- Work to do:
Go through the lines below. Copy those with "stoichiometric".

- Input for this task:
□ □ □ □ □ □ □
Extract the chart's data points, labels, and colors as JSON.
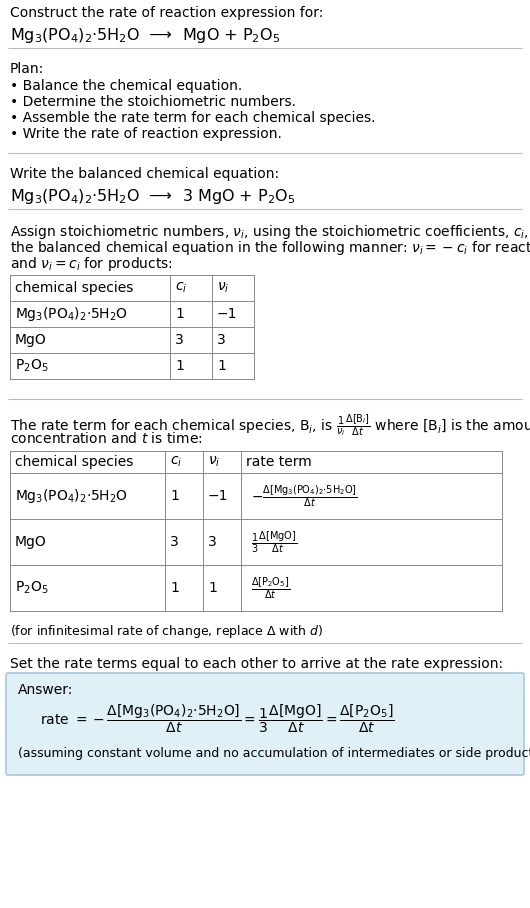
{
  "bg_color": "#ffffff",
  "answer_bg": "#dff0f7",
  "answer_border": "#a8c8dc",
  "title_line1": "Construct the rate of reaction expression for:",
  "title_line2": "Mg$_3$(PO$_4$)$_2$·5H$_2$O  ⟶  MgO + P$_2$O$_5$",
  "plan_header": "Plan:",
  "plan_items": [
    "• Balance the chemical equation.",
    "• Determine the stoichiometric numbers.",
    "• Assemble the rate term for each chemical species.",
    "• Write the rate of reaction expression."
  ],
  "balanced_header": "Write the balanced chemical equation:",
  "balanced_eq": "Mg$_3$(PO$_4$)$_2$·5H$_2$O  ⟶  3 MgO + P$_2$O$_5$",
  "stoich_intro_lines": [
    "Assign stoichiometric numbers, $\\nu_i$, using the stoichiometric coefficients, $c_i$, from",
    "the balanced chemical equation in the following manner: $\\nu_i = -c_i$ for reactants",
    "and $\\nu_i = c_i$ for products:"
  ],
  "table1_headers": [
    "chemical species",
    "$c_i$",
    "$\\nu_i$"
  ],
  "table1_rows": [
    [
      "Mg$_3$(PO$_4$)$_2$·5H$_2$O",
      "1",
      "−1"
    ],
    [
      "MgO",
      "3",
      "3"
    ],
    [
      "P$_2$O$_5$",
      "1",
      "1"
    ]
  ],
  "rate_intro_lines": [
    "The rate term for each chemical species, B$_i$, is $\\frac{1}{\\nu_i}\\frac{\\Delta[\\mathrm{B}_i]}{\\Delta t}$ where [B$_i$] is the amount",
    "concentration and $t$ is time:"
  ],
  "table2_headers": [
    "chemical species",
    "$c_i$",
    "$\\nu_i$",
    "rate term"
  ],
  "table2_row1": [
    "Mg$_3$(PO$_4$)$_2$·5H$_2$O",
    "1",
    "−1"
  ],
  "table2_row1_rate": "$-\\frac{\\Delta[\\mathrm{Mg_3(PO_4)_2{\\cdot}5H_2O}]}{\\Delta t}$",
  "table2_row2": [
    "MgO",
    "3",
    "3"
  ],
  "table2_row2_rate": "$\\frac{1}{3}\\frac{\\Delta[\\mathrm{MgO}]}{\\Delta t}$",
  "table2_row3": [
    "P$_2$O$_5$",
    "1",
    "1"
  ],
  "table2_row3_rate": "$\\frac{\\Delta[\\mathrm{P_2O_5}]}{\\Delta t}$",
  "infinitesimal_note": "(for infinitesimal rate of change, replace Δ with $d$)",
  "set_equal_text": "Set the rate terms equal to each other to arrive at the rate expression:",
  "answer_label": "Answer:",
  "answer_rate": "rate $= -\\dfrac{\\Delta[\\mathrm{Mg_3(PO_4)_2{\\cdot}5H_2O}]}{\\Delta t} = \\dfrac{1}{3}\\dfrac{\\Delta[\\mathrm{MgO}]}{\\Delta t} = \\dfrac{\\Delta[\\mathrm{P_2O_5}]}{\\Delta t}$",
  "answer_note": "(assuming constant volume and no accumulation of intermediates or side products)"
}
□ □ □ □ □ □ □
- Finished exercise:
    "• Determine the stoichiometric numbers.",
    "Assign stoichiometric numbers, $\\nu_i$, using the stoichiometric coefficients, $c_i$, from",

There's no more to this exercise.